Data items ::
:::

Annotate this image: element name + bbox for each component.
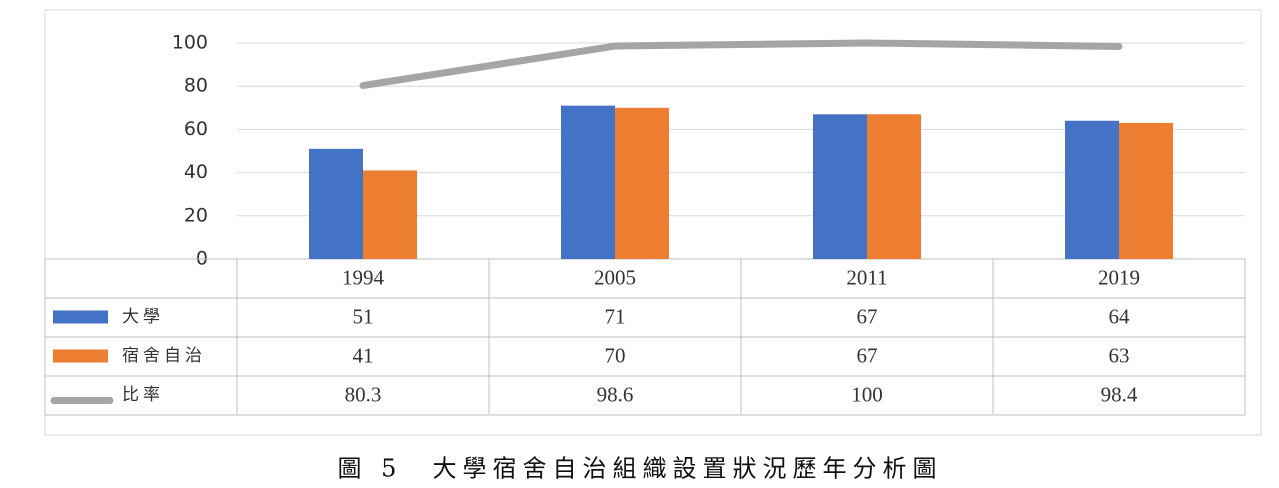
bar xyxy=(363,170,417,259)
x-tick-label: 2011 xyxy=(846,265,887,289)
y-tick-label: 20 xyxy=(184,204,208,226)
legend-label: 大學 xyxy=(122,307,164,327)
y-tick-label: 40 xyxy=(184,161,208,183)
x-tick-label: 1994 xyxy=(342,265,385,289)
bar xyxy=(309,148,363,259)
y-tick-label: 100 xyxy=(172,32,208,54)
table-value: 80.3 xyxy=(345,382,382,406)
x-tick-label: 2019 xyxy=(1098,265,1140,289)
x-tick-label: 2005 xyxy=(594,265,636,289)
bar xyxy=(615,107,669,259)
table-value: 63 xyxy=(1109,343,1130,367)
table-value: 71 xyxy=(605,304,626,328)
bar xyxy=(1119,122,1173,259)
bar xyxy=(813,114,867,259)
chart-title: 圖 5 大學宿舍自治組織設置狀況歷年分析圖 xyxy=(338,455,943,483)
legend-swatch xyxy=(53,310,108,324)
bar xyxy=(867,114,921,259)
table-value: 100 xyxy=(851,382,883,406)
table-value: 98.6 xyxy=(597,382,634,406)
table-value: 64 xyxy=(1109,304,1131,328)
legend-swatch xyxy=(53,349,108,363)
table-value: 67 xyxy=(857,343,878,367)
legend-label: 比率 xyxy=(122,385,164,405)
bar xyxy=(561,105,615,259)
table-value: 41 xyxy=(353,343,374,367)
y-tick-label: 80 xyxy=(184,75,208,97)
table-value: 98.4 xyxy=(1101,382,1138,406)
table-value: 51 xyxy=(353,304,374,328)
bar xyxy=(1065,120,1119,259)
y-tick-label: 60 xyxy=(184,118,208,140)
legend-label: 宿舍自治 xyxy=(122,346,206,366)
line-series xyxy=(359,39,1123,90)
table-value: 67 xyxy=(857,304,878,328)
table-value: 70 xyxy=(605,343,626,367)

:::

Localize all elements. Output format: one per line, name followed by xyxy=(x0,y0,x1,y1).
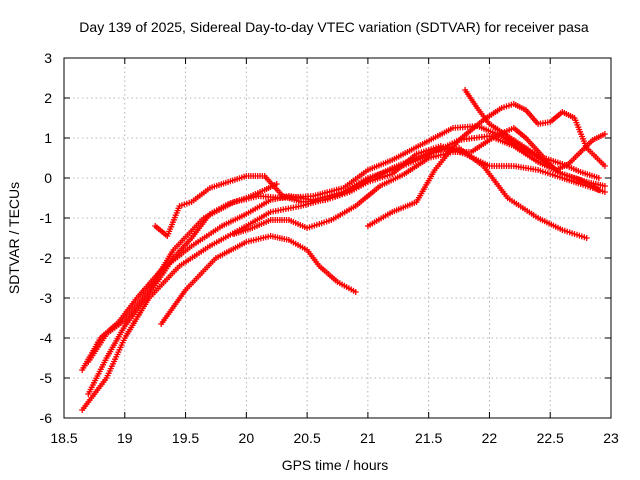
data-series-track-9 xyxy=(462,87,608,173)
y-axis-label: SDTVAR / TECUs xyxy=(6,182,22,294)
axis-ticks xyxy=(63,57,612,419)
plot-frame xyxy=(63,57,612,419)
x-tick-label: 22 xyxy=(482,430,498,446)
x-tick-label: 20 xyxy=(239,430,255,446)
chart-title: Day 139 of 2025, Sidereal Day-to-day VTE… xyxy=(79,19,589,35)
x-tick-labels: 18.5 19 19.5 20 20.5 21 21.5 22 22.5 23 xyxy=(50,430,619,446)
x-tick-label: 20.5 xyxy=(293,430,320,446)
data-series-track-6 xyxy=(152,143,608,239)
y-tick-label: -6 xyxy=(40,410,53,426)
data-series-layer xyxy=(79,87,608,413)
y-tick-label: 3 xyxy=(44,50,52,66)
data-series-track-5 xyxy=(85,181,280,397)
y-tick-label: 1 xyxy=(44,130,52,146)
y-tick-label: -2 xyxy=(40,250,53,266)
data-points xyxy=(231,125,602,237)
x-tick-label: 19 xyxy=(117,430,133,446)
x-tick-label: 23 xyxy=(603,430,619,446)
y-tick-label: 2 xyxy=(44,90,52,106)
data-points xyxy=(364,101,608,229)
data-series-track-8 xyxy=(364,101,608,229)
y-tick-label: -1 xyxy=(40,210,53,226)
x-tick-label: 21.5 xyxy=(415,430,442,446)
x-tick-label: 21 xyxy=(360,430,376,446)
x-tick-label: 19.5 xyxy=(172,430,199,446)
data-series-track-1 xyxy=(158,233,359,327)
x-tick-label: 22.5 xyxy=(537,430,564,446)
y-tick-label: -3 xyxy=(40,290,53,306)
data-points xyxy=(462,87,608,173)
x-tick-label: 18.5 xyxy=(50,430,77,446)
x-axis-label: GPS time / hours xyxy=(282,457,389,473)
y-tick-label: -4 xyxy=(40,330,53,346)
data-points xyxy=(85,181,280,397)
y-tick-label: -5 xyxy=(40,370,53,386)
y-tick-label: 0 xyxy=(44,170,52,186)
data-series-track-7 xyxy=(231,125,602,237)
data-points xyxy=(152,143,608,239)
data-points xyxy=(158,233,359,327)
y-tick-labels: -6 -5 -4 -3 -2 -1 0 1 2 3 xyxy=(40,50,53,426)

:::

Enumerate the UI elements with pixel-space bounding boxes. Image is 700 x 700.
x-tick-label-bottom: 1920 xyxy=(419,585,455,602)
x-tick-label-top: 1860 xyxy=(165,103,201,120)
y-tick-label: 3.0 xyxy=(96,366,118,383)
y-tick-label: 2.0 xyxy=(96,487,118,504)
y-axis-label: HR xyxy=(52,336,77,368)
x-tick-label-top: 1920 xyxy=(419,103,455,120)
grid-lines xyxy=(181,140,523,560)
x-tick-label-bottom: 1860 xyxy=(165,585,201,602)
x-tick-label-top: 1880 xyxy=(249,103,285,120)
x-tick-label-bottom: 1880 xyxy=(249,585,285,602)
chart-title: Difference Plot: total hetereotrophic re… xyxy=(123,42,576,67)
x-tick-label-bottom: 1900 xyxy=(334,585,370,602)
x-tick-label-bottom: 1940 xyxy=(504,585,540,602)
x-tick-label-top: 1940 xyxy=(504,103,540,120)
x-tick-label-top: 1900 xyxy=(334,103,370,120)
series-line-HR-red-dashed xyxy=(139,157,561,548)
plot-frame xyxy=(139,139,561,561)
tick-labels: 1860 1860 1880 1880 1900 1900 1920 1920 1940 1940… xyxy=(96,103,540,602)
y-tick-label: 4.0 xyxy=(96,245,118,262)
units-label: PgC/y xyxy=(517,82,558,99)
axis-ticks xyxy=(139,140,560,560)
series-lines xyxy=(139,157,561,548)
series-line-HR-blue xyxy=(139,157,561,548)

:::

DIRECTIONS FOR THIS TASK ::
Copy the lines from the one with "Enumerate the UI" through the one with "series-lines xyxy=(139,157,561,548)", swapping in "plot-area" wherever "plot-frame" occurs and keeping everything else the same.

EXERCISE OUTPUT ::
Enumerate the UI elements with pixel-space bounding boxes. Image is 700 x 700.
x-tick-label-bottom: 1920 xyxy=(419,585,455,602)
x-tick-label-top: 1860 xyxy=(165,103,201,120)
y-tick-label: 3.0 xyxy=(96,366,118,383)
y-tick-label: 2.0 xyxy=(96,487,118,504)
y-axis-label: HR xyxy=(52,336,77,368)
x-tick-label-top: 1920 xyxy=(419,103,455,120)
grid-lines xyxy=(181,140,523,560)
x-tick-label-bottom: 1860 xyxy=(165,585,201,602)
x-tick-label-top: 1880 xyxy=(249,103,285,120)
x-tick-label-bottom: 1880 xyxy=(249,585,285,602)
chart-title: Difference Plot: total hetereotrophic re… xyxy=(123,42,576,67)
x-tick-label-bottom: 1900 xyxy=(334,585,370,602)
x-tick-label-bottom: 1940 xyxy=(504,585,540,602)
x-tick-label-top: 1940 xyxy=(504,103,540,120)
x-tick-label-top: 1900 xyxy=(334,103,370,120)
series-line-HR-red-dashed xyxy=(139,157,561,548)
plot-area xyxy=(139,139,561,561)
tick-labels: 1860 1860 1880 1880 1900 1900 1920 1920 1940 1940… xyxy=(96,103,540,602)
y-tick-label: 4.0 xyxy=(96,245,118,262)
units-label: PgC/y xyxy=(517,82,558,99)
axis-ticks xyxy=(139,140,560,560)
series-lines xyxy=(139,157,561,548)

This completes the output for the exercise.